Extracted data:
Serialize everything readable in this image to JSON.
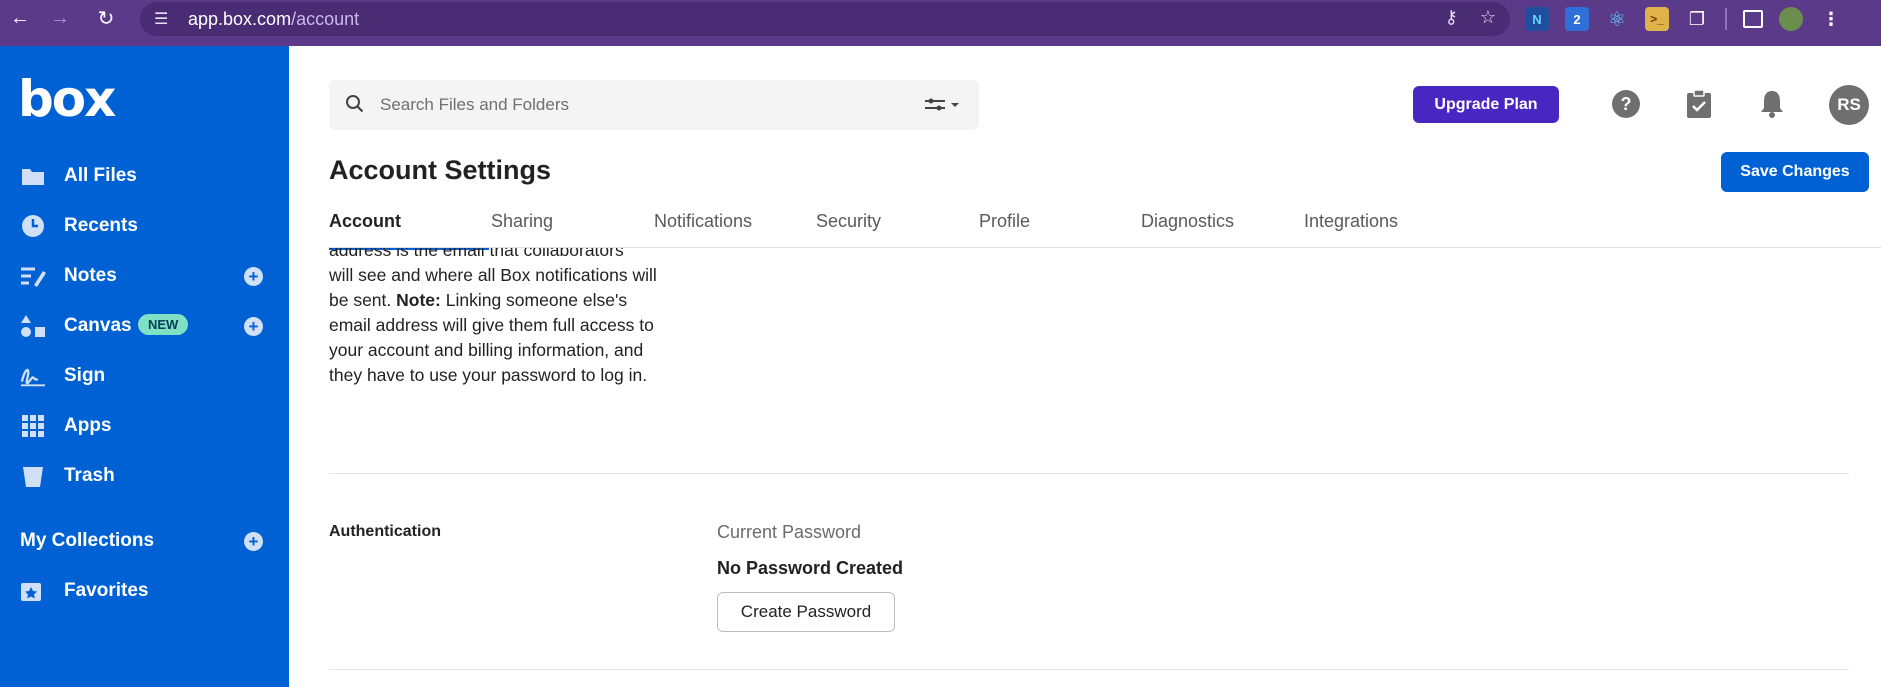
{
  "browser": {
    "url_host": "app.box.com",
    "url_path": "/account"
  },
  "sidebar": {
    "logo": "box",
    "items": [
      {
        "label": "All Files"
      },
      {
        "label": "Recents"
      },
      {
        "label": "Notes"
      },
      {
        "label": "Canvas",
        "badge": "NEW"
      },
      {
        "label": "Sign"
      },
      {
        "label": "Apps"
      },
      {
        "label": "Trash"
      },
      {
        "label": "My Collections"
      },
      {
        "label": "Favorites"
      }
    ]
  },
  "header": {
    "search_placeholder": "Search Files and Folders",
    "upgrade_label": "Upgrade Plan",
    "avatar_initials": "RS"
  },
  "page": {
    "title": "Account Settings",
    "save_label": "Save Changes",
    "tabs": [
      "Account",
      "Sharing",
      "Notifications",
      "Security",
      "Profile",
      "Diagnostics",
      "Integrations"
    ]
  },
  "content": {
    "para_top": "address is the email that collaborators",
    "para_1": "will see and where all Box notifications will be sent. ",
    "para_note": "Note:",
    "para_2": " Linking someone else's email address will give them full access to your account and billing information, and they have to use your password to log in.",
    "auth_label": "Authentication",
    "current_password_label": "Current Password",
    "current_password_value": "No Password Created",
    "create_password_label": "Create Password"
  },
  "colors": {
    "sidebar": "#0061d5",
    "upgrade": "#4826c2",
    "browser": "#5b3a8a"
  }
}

Given problem: Your task is to copy the entries in full and exactly, without any images.

Solution to the problem:
Serialize everything readable in this image to JSON.
{
  "browser": {
    "url_host": "app.box.com",
    "url_path": "/account"
  },
  "sidebar": {
    "logo": "box",
    "items": [
      {
        "label": "All Files"
      },
      {
        "label": "Recents"
      },
      {
        "label": "Notes"
      },
      {
        "label": "Canvas",
        "badge": "NEW"
      },
      {
        "label": "Sign"
      },
      {
        "label": "Apps"
      },
      {
        "label": "Trash"
      },
      {
        "label": "My Collections"
      },
      {
        "label": "Favorites"
      }
    ]
  },
  "header": {
    "search_placeholder": "Search Files and Folders",
    "upgrade_label": "Upgrade Plan",
    "avatar_initials": "RS"
  },
  "page": {
    "title": "Account Settings",
    "save_label": "Save Changes",
    "tabs": [
      "Account",
      "Sharing",
      "Notifications",
      "Security",
      "Profile",
      "Diagnostics",
      "Integrations"
    ]
  },
  "content": {
    "para_top": "address is the email that collaborators",
    "para_1": "will see and where all Box notifications will be sent. ",
    "para_note": "Note:",
    "para_2": " Linking someone else's email address will give them full access to your account and billing information, and they have to use your password to log in.",
    "auth_label": "Authentication",
    "current_password_label": "Current Password",
    "current_password_value": "No Password Created",
    "create_password_label": "Create Password"
  },
  "colors": {
    "sidebar": "#0061d5",
    "upgrade": "#4826c2",
    "browser": "#5b3a8a"
  }
}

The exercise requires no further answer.